Set task: Look for the string "point" in the lines and copy each line that has it.

Input records:
_ _ _

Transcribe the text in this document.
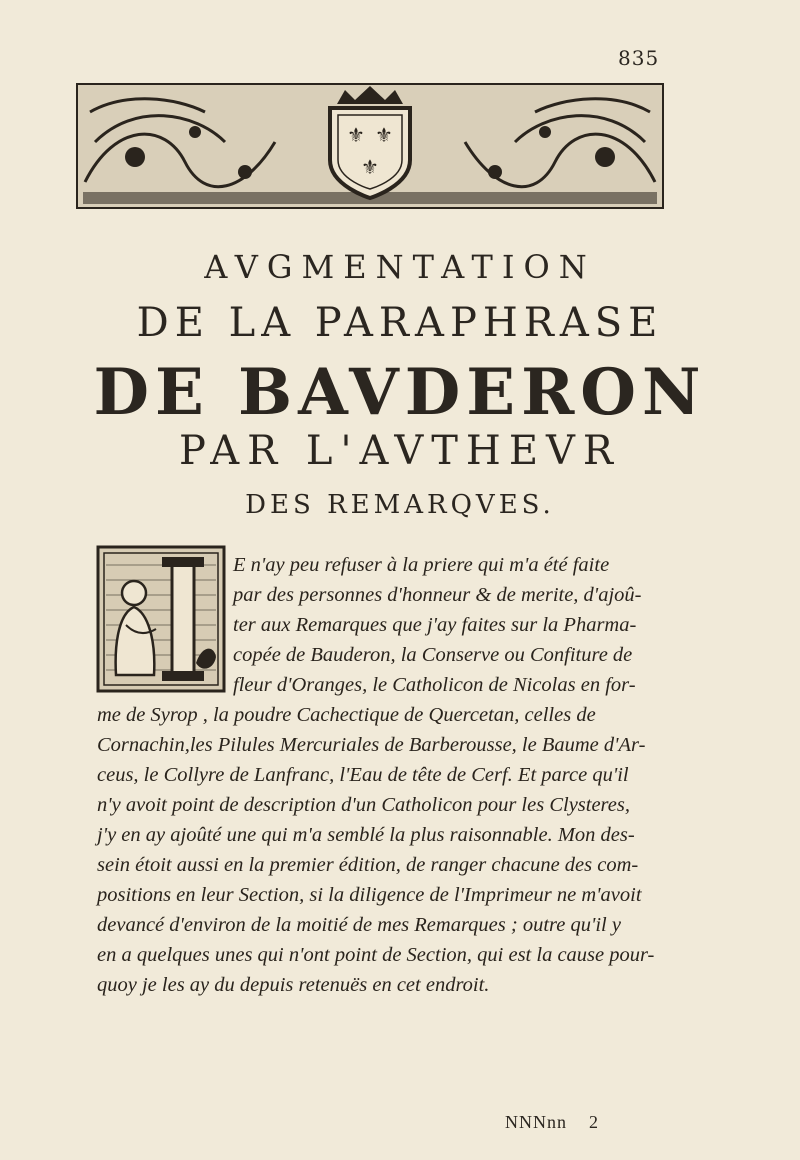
835
⚜ ⚜
⚜
AVGMENTATION
DE LA PARAPHRASE
DE BAVDERON
PAR L'AVTHEVR
DES REMARQVES.
E n'ay peu refuser à la priere qui m'a été faite
par des personnes d'honneur & de merite, d'ajoû-
ter aux Remarques que j'ay faites sur la Pharma-
copée de Bauderon, la Conserve ou Confiture de
fleur d'Oranges, le Catholicon de Nicolas en for-
me de Syrop , la poudre Cachectique de Quercetan, celles de
Cornachin,les Pilules Mercuriales de Barberousse, le Baume d'Ar-
ceus, le Collyre de Lanfranc, l'Eau de tête de Cerf. Et parce qu'il
n'y avoit point de description d'un Catholicon pour les Clysteres,
j'y en ay ajoûté une qui m'a semblé la plus raisonnable. Mon des-
sein étoit aussi en la premier édition, de ranger chacune des com-
positions en leur Section, si la diligence de l'Imprimeur ne m'avoit
devancé d'environ de la moitié de mes Remarques ; outre qu'il y
en a quelques unes qui n'ont point de Section, qui est la cause pour-
quoy je les ay du depuis retenuës en cet endroit.
NNNnn 2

_ _ _

Correct answer:
n'y avoit point de description d'un Catholicon pour les Clysteres,
en a quelques unes qui n'ont point de Section, qui est la cause pour-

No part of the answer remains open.